Written problem: Can all of these lines be returned exactly?

-- start of Data listing --

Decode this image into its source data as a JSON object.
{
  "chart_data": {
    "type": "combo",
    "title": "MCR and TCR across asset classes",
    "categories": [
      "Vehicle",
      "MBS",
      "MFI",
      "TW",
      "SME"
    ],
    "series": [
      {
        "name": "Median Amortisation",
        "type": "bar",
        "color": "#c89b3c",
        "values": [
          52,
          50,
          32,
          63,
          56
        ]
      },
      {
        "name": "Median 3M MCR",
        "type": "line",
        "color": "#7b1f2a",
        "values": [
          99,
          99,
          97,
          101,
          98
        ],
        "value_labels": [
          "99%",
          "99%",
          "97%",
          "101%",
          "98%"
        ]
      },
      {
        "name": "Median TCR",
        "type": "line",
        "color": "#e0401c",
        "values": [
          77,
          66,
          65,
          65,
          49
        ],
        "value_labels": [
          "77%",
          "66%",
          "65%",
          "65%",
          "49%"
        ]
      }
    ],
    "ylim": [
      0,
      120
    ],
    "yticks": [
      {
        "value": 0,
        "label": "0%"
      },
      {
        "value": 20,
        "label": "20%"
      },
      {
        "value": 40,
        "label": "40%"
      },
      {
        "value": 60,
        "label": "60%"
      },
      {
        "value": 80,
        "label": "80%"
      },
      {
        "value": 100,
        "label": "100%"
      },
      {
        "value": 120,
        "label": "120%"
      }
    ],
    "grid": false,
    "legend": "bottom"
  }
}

-- end of Data listing --

Exercise solution:
Decode this image into its source data as a JSON object.
{
  "chart_data": {
    "type": "combo",
    "title": "MCR and TCR across asset classes",
    "categories": [
      "Vehicle",
      "MBS",
      "MFI",
      "TW",
      "SME"
    ],
    "series": [
      {
        "name": "Median Amortisation",
        "type": "bar",
        "color": "#c89b3c",
        "values": [
          52,
          50,
          32,
          63,
          56
        ]
      },
      {
        "name": "Median 3M MCR",
        "type": "line",
        "color": "#7b1f2a",
        "values": [
          99,
          99,
          97,
          101,
          98
        ],
        "value_labels": [
          "99%",
          "99%",
          "97%",
          "101%",
          "98%"
        ]
      },
      {
        "name": "Median TCR",
        "type": "line",
        "color": "#e0401c",
        "values": [
          77,
          66,
          65,
          65,
          49
        ],
        "value_labels": [
          "77%",
          "66%",
          "65%",
          "65%",
          "49%"
        ]
      }
    ],
    "ylim": [
      0,
      120
    ],
    "yticks": [
      {
        "value": 0,
        "label": "0%"
      },
      {
        "value": 20,
        "label": "20%"
      },
      {
        "value": 40,
        "label": "40%"
      },
      {
        "value": 60,
        "label": "60%"
      },
      {
        "value": 80,
        "label": "80%"
      },
      {
        "value": 100,
        "label": "100%"
      },
      {
        "value": 120,
        "label": "120%"
      }
    ],
    "grid": false,
    "legend": "bottom"
  }
}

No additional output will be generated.